-- DESCRIPTION OF THE TASK --
Return the entries verbatim and drop every picture.

-------- THE DATA

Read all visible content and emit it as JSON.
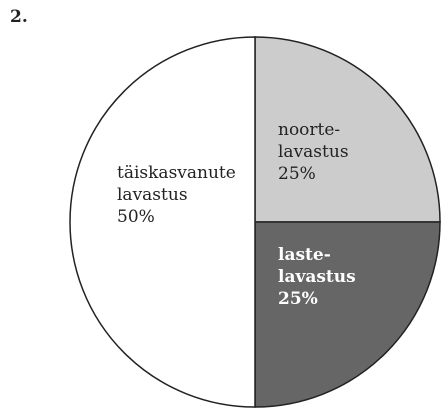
{
  "figure_number": "2.",
  "chart_data": {
    "type": "pie",
    "slices": [
      {
        "label_lines": [
          "noorte-",
          "lavastus"
        ],
        "value": 25,
        "value_text": "25%",
        "color": "#cccccc",
        "text_color": "#222222",
        "bold": false
      },
      {
        "label_lines": [
          "laste-",
          "lavastus"
        ],
        "value": 25,
        "value_text": "25%",
        "color": "#666666",
        "text_color": "#ffffff",
        "bold": true
      },
      {
        "label_lines": [
          "täiskasvanute",
          "lavastus"
        ],
        "value": 50,
        "value_text": "50%",
        "color": "#ffffff",
        "text_color": "#222222",
        "bold": false
      }
    ],
    "start": "top",
    "direction": "clockwise"
  }
}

----------------

-- EXERCISE RESULT --
Read all visible content and emit it as JSON.
{
  "figure_number": "2.",
  "chart_data": {
    "type": "pie",
    "slices": [
      {
        "label_lines": [
          "noorte-",
          "lavastus"
        ],
        "value": 25,
        "value_text": "25%",
        "color": "#cccccc",
        "text_color": "#222222",
        "bold": false
      },
      {
        "label_lines": [
          "laste-",
          "lavastus"
        ],
        "value": 25,
        "value_text": "25%",
        "color": "#666666",
        "text_color": "#ffffff",
        "bold": true
      },
      {
        "label_lines": [
          "täiskasvanute",
          "lavastus"
        ],
        "value": 50,
        "value_text": "50%",
        "color": "#ffffff",
        "text_color": "#222222",
        "bold": false
      }
    ],
    "start": "top",
    "direction": "clockwise"
  }
}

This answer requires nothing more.